MATERIAL FOR THIS TASK →

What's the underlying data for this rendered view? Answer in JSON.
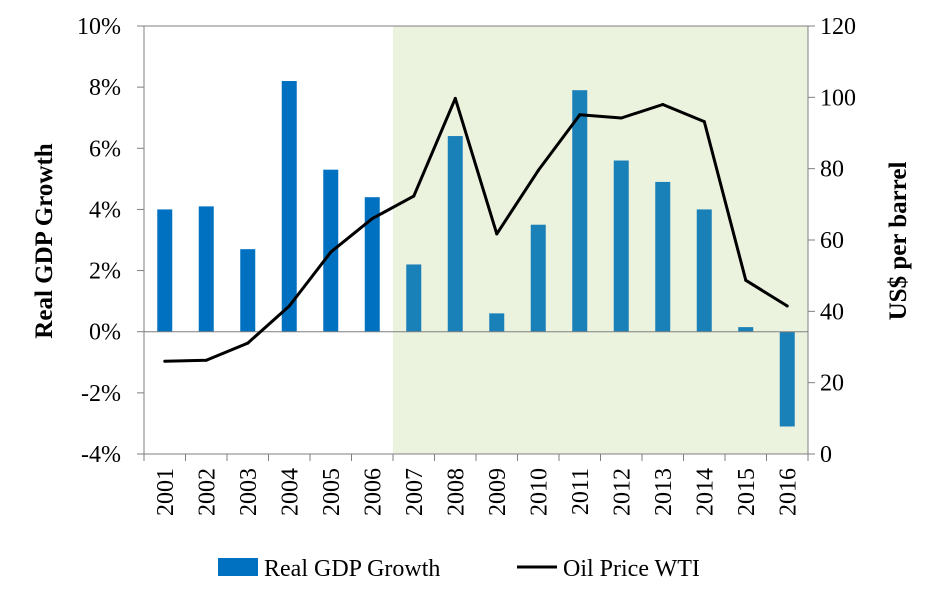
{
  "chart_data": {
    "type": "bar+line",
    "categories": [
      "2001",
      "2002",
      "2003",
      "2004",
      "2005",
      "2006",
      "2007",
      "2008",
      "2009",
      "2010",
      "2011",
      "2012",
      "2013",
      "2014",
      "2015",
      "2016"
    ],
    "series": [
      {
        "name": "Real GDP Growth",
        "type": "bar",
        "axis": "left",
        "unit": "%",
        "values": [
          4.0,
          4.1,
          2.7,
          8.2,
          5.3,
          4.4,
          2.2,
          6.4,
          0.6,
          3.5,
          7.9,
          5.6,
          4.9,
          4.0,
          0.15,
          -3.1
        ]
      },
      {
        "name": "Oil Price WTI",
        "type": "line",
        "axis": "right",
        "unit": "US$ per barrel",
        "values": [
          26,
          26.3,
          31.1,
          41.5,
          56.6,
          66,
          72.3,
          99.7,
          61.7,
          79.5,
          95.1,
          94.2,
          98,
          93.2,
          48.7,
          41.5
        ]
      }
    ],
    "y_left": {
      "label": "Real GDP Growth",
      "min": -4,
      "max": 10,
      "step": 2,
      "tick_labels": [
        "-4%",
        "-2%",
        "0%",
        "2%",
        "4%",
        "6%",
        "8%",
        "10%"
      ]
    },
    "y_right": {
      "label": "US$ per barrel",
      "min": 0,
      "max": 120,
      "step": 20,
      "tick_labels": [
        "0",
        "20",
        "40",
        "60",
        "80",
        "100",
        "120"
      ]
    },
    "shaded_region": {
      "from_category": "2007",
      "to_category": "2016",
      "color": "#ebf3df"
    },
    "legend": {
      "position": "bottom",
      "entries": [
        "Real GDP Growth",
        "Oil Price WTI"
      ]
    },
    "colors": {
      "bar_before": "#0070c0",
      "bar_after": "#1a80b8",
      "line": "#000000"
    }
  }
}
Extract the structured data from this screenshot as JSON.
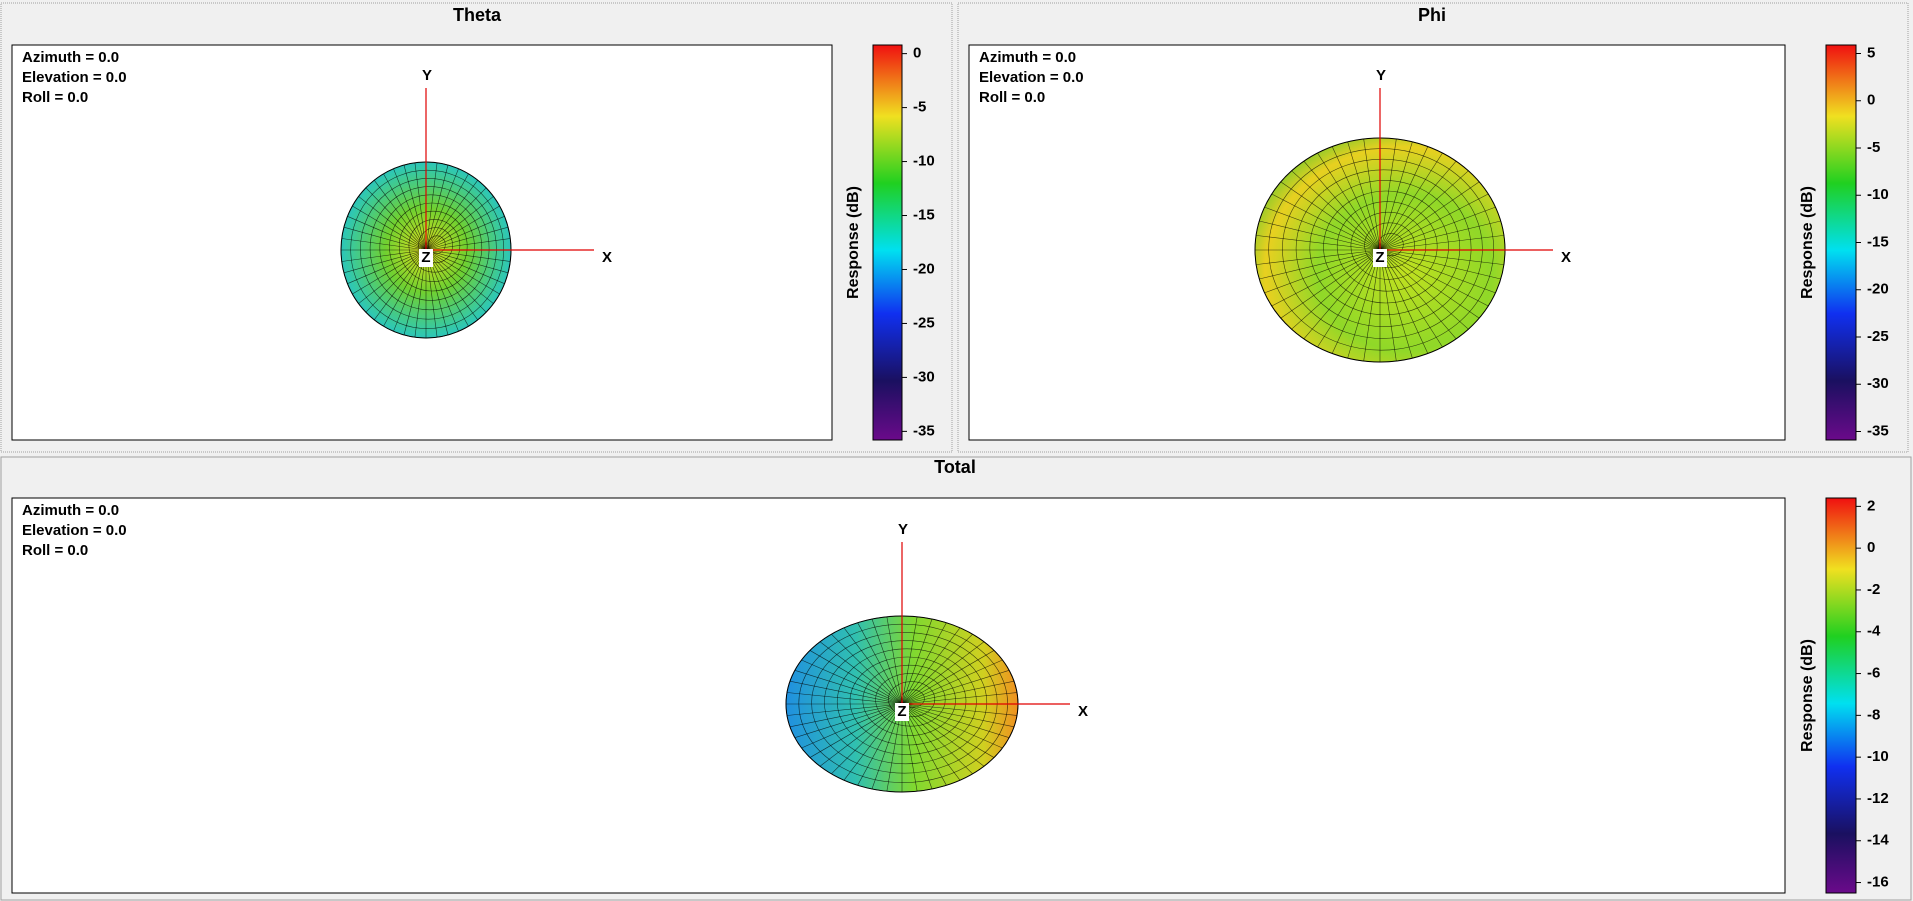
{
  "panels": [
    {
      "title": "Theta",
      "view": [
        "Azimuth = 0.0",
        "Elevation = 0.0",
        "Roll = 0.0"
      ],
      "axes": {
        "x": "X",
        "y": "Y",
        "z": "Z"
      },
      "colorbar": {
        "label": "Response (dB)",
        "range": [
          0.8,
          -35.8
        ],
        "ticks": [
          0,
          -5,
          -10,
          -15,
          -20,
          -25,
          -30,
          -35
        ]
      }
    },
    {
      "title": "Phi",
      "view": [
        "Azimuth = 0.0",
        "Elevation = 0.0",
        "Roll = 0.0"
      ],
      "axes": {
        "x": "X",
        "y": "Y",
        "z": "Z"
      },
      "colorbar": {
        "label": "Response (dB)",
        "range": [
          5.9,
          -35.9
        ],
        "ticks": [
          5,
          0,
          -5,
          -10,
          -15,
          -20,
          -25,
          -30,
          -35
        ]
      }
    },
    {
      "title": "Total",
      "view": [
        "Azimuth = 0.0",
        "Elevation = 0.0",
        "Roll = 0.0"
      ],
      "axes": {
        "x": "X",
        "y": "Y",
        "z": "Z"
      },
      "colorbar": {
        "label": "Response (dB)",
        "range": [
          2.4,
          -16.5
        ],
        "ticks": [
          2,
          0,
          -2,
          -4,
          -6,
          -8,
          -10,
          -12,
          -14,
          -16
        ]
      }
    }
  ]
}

* * *

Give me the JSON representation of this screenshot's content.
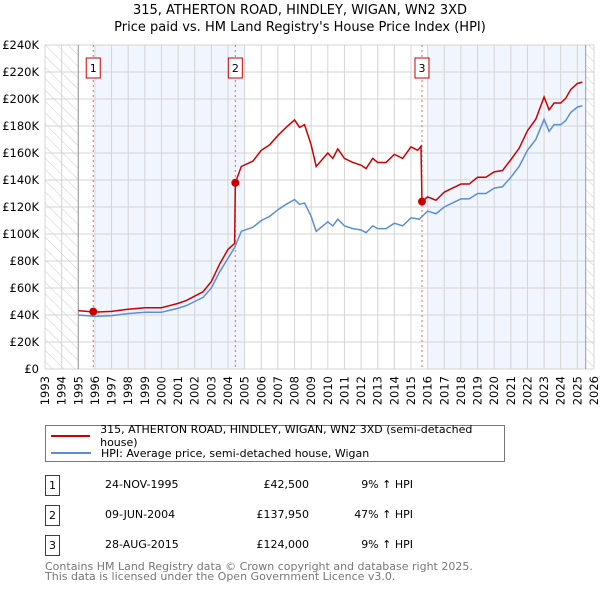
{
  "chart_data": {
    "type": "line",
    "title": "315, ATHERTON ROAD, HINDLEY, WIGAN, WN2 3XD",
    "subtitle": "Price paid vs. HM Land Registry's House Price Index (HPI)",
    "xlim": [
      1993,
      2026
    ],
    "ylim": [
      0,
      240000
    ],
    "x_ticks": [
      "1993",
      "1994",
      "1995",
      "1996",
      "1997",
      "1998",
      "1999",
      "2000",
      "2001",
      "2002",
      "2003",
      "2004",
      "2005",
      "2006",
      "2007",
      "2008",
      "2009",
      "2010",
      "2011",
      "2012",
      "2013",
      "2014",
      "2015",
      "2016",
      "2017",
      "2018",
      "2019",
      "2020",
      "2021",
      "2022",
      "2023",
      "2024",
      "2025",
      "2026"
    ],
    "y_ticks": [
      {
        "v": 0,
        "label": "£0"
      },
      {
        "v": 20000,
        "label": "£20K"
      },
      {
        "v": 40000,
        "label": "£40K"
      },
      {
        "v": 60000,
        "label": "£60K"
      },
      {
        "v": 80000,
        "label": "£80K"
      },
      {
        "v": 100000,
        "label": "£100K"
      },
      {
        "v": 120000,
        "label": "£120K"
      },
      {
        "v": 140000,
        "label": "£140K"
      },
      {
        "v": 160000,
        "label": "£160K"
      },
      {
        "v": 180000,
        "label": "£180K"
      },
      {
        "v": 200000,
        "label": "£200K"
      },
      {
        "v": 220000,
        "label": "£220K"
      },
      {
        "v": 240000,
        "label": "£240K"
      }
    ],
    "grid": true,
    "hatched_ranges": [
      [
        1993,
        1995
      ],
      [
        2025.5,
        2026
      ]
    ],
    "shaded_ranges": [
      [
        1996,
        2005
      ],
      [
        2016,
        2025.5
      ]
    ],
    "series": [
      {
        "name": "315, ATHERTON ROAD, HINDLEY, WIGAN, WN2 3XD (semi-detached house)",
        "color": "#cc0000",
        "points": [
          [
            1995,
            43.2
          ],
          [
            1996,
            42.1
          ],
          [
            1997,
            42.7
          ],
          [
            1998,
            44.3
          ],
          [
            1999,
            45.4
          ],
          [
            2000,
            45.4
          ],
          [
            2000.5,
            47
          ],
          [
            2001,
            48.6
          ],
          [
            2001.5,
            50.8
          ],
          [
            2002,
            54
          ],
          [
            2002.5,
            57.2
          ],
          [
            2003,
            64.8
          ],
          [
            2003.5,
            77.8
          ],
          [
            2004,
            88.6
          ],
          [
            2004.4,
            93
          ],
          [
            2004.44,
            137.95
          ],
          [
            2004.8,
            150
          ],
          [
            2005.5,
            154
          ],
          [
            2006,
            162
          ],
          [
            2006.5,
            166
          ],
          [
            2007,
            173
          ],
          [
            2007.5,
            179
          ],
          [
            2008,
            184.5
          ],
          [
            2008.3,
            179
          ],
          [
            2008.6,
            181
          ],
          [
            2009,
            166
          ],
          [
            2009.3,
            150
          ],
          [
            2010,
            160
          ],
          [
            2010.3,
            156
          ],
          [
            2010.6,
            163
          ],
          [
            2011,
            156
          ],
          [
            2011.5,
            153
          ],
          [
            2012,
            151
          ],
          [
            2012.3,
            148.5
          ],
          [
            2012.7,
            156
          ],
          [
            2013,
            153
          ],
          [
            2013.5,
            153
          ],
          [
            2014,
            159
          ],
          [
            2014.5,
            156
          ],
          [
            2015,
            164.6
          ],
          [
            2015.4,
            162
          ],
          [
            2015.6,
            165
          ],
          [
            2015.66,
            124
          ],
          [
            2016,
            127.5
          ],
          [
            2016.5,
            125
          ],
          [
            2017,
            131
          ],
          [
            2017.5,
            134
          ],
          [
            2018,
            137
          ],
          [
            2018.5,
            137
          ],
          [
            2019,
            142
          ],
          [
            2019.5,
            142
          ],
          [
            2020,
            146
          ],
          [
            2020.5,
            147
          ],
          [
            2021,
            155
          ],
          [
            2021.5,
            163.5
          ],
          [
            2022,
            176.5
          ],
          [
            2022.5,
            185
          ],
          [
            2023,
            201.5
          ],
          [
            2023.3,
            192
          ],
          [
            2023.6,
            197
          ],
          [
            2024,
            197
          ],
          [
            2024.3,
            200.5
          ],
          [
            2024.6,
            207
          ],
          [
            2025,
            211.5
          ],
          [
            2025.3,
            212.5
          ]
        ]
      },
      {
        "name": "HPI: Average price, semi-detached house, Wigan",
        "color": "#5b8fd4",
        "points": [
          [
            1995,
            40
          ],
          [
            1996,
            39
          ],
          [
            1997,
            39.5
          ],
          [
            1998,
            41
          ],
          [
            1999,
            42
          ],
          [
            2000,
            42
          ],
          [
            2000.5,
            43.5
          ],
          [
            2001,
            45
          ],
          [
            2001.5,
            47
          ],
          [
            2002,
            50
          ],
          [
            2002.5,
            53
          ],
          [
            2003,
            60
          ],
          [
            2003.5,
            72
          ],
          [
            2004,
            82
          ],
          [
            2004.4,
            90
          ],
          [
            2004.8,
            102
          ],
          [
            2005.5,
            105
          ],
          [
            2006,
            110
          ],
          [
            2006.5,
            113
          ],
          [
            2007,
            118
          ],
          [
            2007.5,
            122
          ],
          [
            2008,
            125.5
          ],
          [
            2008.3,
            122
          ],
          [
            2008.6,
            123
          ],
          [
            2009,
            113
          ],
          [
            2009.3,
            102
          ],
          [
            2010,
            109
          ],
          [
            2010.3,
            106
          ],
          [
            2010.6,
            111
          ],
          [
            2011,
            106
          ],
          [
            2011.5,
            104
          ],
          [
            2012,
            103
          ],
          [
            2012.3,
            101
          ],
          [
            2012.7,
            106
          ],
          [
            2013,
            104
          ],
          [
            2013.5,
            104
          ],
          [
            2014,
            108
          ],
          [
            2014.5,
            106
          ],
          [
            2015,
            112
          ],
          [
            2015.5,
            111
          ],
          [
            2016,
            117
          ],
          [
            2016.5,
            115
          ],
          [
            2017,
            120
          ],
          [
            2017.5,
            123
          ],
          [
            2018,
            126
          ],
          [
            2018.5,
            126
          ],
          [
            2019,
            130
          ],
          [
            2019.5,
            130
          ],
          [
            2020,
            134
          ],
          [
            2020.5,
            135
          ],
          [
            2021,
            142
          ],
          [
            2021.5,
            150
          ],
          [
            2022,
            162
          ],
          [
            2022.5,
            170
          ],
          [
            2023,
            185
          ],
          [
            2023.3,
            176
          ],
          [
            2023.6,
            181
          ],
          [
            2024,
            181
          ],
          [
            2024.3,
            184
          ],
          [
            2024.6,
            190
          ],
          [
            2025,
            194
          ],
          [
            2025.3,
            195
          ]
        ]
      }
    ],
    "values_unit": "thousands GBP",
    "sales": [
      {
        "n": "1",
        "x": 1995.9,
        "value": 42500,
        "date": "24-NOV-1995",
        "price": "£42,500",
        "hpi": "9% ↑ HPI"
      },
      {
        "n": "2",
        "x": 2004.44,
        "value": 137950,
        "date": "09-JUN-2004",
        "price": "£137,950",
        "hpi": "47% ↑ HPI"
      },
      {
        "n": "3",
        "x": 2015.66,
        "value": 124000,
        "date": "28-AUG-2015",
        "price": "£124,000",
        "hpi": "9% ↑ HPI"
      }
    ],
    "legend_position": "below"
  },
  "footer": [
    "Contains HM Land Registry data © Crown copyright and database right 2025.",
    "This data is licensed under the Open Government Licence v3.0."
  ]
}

REQUIREMENTS → Gather up every line in the data above that contains the word "ROAD", copying each one.

RESULT OF THIS EXERCISE →
    "title": "315, ATHERTON ROAD, HINDLEY, WIGAN, WN2 3XD",
        "name": "315, ATHERTON ROAD, HINDLEY, WIGAN, WN2 3XD (semi-detached house)",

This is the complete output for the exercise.